### Requirement:
Extract every line that includes the string "page".

* START Records to use *

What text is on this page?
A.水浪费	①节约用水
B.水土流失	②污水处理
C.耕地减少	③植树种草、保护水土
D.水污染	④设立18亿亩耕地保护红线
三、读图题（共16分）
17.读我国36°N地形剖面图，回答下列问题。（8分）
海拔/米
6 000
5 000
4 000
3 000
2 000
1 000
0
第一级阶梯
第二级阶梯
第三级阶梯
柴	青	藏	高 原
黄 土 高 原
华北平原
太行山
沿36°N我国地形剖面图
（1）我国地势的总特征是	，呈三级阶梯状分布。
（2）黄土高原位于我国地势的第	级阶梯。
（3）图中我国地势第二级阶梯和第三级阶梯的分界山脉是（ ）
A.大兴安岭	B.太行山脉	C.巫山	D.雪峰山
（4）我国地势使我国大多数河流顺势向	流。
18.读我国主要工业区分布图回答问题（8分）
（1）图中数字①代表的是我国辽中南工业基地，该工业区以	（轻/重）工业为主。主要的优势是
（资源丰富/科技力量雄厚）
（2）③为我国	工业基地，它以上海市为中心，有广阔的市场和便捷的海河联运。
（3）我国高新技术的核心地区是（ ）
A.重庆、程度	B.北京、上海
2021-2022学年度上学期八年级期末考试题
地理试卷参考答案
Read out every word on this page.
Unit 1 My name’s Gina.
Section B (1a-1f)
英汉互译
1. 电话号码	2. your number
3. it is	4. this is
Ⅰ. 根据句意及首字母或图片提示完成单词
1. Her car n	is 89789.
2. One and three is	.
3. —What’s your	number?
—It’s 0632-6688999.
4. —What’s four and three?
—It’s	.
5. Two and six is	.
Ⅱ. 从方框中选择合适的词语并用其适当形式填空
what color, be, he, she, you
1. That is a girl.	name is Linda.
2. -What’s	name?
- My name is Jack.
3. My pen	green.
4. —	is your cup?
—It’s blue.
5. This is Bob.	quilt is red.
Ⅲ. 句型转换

* END Records to use *

### Written reply:
What text is on this page?
Read out every word on this page.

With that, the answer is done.